From the line that holds "What text is on this page?" to the last line of the data, copy everything exactly; leave out all the rest.
* * *
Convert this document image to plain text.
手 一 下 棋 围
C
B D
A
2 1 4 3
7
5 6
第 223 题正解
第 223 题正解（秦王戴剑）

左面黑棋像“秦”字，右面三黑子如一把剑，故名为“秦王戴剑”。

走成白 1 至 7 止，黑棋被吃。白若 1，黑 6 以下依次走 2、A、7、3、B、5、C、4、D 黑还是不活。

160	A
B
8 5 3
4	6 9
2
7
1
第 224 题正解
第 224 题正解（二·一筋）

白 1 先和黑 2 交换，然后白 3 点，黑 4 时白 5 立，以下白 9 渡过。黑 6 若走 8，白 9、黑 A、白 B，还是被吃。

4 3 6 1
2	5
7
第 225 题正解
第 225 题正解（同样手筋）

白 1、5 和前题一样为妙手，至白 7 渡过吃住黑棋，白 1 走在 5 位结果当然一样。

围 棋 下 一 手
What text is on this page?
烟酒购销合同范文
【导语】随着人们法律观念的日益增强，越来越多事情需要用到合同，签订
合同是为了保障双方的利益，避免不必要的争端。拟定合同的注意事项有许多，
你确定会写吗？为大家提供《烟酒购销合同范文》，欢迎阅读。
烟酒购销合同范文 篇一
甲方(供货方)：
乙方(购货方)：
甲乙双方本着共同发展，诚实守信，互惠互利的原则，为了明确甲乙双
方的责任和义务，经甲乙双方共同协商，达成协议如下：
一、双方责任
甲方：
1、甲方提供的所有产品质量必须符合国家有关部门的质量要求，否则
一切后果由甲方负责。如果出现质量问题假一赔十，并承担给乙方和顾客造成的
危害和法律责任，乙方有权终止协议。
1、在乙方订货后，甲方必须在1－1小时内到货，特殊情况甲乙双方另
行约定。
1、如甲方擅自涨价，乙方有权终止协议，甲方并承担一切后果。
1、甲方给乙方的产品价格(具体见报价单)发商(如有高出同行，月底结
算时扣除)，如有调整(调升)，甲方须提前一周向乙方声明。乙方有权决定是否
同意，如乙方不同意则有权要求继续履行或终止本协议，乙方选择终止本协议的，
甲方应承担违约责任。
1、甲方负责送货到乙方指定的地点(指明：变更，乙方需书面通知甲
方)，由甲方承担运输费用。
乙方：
* * *
* Solution for this problem *
What text is on this page?
烟酒购销合同范文
【导语】随着人们法律观念的日益增强，越来越多事情需要用到合同，签订
合同是为了保障双方的利益，避免不必要的争端。拟定合同的注意事项有许多，
你确定会写吗？为大家提供《烟酒购销合同范文》，欢迎阅读。
烟酒购销合同范文 篇一
甲方(供货方)：
乙方(购货方)：
甲乙双方本着共同发展，诚实守信，互惠互利的原则，为了明确甲乙双
方的责任和义务，经甲乙双方共同协商，达成协议如下：
一、双方责任
甲方：
1、甲方提供的所有产品质量必须符合国家有关部门的质量要求，否则
一切后果由甲方负责。如果出现质量问题假一赔十，并承担给乙方和顾客造成的
危害和法律责任，乙方有权终止协议。
1、在乙方订货后，甲方必须在1－1小时内到货，特殊情况甲乙双方另
行约定。
1、如甲方擅自涨价，乙方有权终止协议，甲方并承担一切后果。
1、甲方给乙方的产品价格(具体见报价单)发商(如有高出同行，月底结
算时扣除)，如有调整(调升)，甲方须提前一周向乙方声明。乙方有权决定是否
同意，如乙方不同意则有权要求继续履行或终止本协议，乙方选择终止本协议的，
甲方应承担违约责任。
1、甲方负责送货到乙方指定的地点(指明：变更，乙方需书面通知甲
方)，由甲方承担运输费用。
乙方：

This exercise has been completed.